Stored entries
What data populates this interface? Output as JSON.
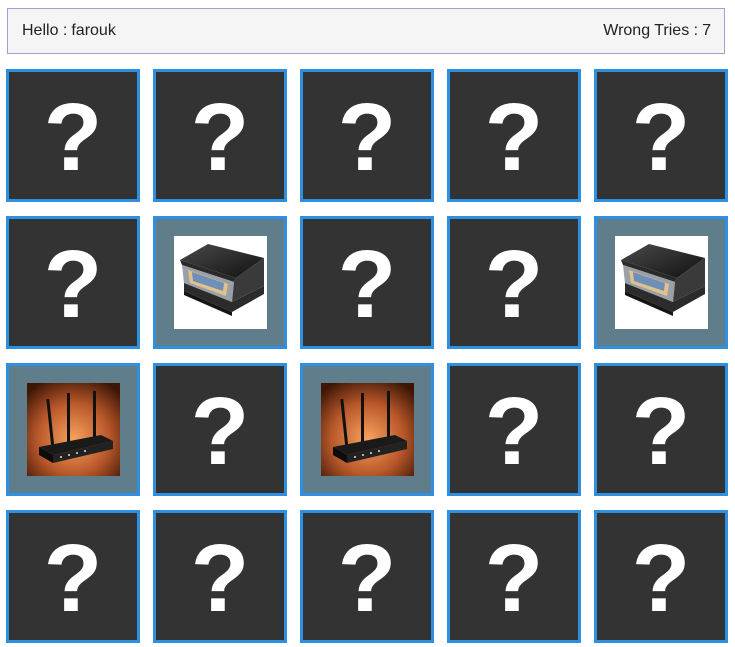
{
  "header": {
    "greeting_label": "Hello :",
    "player_name": "farouk",
    "wrong_tries_label": "Wrong Tries :",
    "wrong_tries_value": "7"
  },
  "board": {
    "hidden_symbol": "?",
    "cards": [
      {
        "state": "hidden"
      },
      {
        "state": "hidden"
      },
      {
        "state": "hidden"
      },
      {
        "state": "hidden"
      },
      {
        "state": "hidden"
      },
      {
        "state": "hidden"
      },
      {
        "state": "revealed",
        "image": "scanner"
      },
      {
        "state": "hidden"
      },
      {
        "state": "hidden"
      },
      {
        "state": "revealed",
        "image": "scanner"
      },
      {
        "state": "revealed",
        "image": "router"
      },
      {
        "state": "hidden"
      },
      {
        "state": "revealed",
        "image": "router"
      },
      {
        "state": "hidden"
      },
      {
        "state": "hidden"
      },
      {
        "state": "hidden"
      },
      {
        "state": "hidden"
      },
      {
        "state": "hidden"
      },
      {
        "state": "hidden"
      },
      {
        "state": "hidden"
      }
    ]
  },
  "colors": {
    "card_border": "#2f8fe0",
    "card_hidden_bg": "#333333",
    "card_revealed_bg": "#607d8b",
    "header_bg": "#f5f5f5",
    "header_border": "#9fa0d4"
  }
}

_WHAT THE TASK ASKS_.
Print all of the entries word for word. Skip any images they contain.

_EXERCISE SOLUTION_.
What data populates this interface? Output as JSON.
{
  "header": {
    "greeting_label": "Hello :",
    "player_name": "farouk",
    "wrong_tries_label": "Wrong Tries :",
    "wrong_tries_value": "7"
  },
  "board": {
    "hidden_symbol": "?",
    "cards": [
      {
        "state": "hidden"
      },
      {
        "state": "hidden"
      },
      {
        "state": "hidden"
      },
      {
        "state": "hidden"
      },
      {
        "state": "hidden"
      },
      {
        "state": "hidden"
      },
      {
        "state": "revealed",
        "image": "scanner"
      },
      {
        "state": "hidden"
      },
      {
        "state": "hidden"
      },
      {
        "state": "revealed",
        "image": "scanner"
      },
      {
        "state": "revealed",
        "image": "router"
      },
      {
        "state": "hidden"
      },
      {
        "state": "revealed",
        "image": "router"
      },
      {
        "state": "hidden"
      },
      {
        "state": "hidden"
      },
      {
        "state": "hidden"
      },
      {
        "state": "hidden"
      },
      {
        "state": "hidden"
      },
      {
        "state": "hidden"
      },
      {
        "state": "hidden"
      }
    ]
  },
  "colors": {
    "card_border": "#2f8fe0",
    "card_hidden_bg": "#333333",
    "card_revealed_bg": "#607d8b",
    "header_bg": "#f5f5f5",
    "header_border": "#9fa0d4"
  }
}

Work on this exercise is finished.